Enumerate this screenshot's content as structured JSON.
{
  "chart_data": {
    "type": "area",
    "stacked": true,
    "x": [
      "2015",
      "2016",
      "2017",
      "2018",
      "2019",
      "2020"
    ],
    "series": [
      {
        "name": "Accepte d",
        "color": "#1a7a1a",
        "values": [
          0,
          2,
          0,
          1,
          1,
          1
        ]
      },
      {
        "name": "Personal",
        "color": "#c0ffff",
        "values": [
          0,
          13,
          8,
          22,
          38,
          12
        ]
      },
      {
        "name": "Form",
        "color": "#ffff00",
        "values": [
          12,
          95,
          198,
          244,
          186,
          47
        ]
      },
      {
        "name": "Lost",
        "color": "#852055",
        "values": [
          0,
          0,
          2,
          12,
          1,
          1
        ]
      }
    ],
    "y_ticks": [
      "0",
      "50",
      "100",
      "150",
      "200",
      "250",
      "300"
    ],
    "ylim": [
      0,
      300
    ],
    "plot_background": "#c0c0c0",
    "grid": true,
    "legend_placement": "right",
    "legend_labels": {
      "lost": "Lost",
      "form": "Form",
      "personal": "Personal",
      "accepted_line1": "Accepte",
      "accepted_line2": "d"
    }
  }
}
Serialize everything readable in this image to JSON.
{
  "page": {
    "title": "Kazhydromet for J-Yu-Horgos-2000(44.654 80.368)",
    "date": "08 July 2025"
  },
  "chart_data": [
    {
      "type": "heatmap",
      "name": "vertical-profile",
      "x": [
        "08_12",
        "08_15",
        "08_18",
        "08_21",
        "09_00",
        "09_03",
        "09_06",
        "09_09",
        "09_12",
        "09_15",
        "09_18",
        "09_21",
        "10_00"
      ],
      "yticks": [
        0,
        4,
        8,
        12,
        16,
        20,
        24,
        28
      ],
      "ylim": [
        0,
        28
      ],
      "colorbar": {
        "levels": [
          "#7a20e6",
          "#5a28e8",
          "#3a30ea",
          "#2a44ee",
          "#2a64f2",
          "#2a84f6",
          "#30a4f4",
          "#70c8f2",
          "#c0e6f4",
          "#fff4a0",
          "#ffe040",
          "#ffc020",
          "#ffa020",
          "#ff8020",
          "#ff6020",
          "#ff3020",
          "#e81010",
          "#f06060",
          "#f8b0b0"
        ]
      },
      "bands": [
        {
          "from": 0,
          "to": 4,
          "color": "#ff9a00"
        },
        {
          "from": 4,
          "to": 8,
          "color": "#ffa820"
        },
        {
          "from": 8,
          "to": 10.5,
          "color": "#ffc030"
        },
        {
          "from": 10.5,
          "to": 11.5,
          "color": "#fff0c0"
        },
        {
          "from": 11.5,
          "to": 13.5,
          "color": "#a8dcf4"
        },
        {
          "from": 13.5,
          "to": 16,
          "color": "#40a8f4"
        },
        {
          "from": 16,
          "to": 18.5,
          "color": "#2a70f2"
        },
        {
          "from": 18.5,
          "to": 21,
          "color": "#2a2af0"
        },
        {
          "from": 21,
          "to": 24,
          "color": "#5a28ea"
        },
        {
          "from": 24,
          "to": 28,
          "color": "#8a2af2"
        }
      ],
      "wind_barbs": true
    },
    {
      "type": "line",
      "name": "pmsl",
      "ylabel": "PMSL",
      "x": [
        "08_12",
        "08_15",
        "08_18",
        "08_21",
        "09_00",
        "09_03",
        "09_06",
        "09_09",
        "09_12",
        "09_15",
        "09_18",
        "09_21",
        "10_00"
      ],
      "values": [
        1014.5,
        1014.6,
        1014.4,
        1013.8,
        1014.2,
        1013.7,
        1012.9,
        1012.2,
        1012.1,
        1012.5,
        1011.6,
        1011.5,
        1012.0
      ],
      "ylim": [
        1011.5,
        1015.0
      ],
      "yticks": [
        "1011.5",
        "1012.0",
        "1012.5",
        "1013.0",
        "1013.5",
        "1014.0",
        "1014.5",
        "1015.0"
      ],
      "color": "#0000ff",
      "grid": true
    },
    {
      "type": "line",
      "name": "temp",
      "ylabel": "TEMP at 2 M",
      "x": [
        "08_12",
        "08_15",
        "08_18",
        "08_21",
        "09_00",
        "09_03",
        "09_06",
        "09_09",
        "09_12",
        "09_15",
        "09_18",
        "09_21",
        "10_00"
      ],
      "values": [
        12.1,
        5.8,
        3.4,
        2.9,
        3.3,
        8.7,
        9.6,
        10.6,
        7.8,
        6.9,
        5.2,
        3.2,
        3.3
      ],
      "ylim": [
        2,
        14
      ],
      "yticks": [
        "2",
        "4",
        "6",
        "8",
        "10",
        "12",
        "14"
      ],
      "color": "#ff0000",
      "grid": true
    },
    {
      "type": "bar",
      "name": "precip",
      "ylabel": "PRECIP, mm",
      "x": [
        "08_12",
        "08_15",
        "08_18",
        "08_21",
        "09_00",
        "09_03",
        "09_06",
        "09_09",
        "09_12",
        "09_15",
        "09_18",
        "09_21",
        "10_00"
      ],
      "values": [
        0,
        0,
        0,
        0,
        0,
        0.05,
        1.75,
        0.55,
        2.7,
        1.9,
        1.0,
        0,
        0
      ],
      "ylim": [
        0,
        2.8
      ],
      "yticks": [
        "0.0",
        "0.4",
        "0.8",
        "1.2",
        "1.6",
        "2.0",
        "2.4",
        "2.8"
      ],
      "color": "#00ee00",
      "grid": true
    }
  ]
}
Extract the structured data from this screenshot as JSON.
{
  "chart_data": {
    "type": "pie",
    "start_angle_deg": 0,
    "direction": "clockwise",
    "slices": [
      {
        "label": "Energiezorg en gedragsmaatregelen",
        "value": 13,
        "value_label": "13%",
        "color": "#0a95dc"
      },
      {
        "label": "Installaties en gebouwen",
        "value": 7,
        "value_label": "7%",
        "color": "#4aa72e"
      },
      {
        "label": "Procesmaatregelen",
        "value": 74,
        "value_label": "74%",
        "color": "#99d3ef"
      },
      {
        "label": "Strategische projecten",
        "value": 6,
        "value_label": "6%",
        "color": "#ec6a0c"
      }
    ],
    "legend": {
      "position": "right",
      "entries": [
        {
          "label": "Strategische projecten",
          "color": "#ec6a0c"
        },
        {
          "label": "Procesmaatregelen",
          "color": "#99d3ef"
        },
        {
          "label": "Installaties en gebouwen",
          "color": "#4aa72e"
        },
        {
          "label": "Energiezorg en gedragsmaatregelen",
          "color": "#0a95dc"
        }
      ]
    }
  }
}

* * * * * * * * *

Your task: Reproduce only the lines from the line containing "Extract the structured" to the last line of the material above, both of those lines included.

Exercise output:
Extract the structured data from this screenshot as JSON.
{
  "chart_data": {
    "type": "pie",
    "start_angle_deg": 0,
    "direction": "clockwise",
    "slices": [
      {
        "label": "Energiezorg en gedragsmaatregelen",
        "value": 13,
        "value_label": "13%",
        "color": "#0a95dc"
      },
      {
        "label": "Installaties en gebouwen",
        "value": 7,
        "value_label": "7%",
        "color": "#4aa72e"
      },
      {
        "label": "Procesmaatregelen",
        "value": 74,
        "value_label": "74%",
        "color": "#99d3ef"
      },
      {
        "label": "Strategische projecten",
        "value": 6,
        "value_label": "6%",
        "color": "#ec6a0c"
      }
    ],
    "legend": {
      "position": "right",
      "entries": [
        {
          "label": "Strategische projecten",
          "color": "#ec6a0c"
        },
        {
          "label": "Procesmaatregelen",
          "color": "#99d3ef"
        },
        {
          "label": "Installaties en gebouwen",
          "color": "#4aa72e"
        },
        {
          "label": "Energiezorg en gedragsmaatregelen",
          "color": "#0a95dc"
        }
      ]
    }
  }
}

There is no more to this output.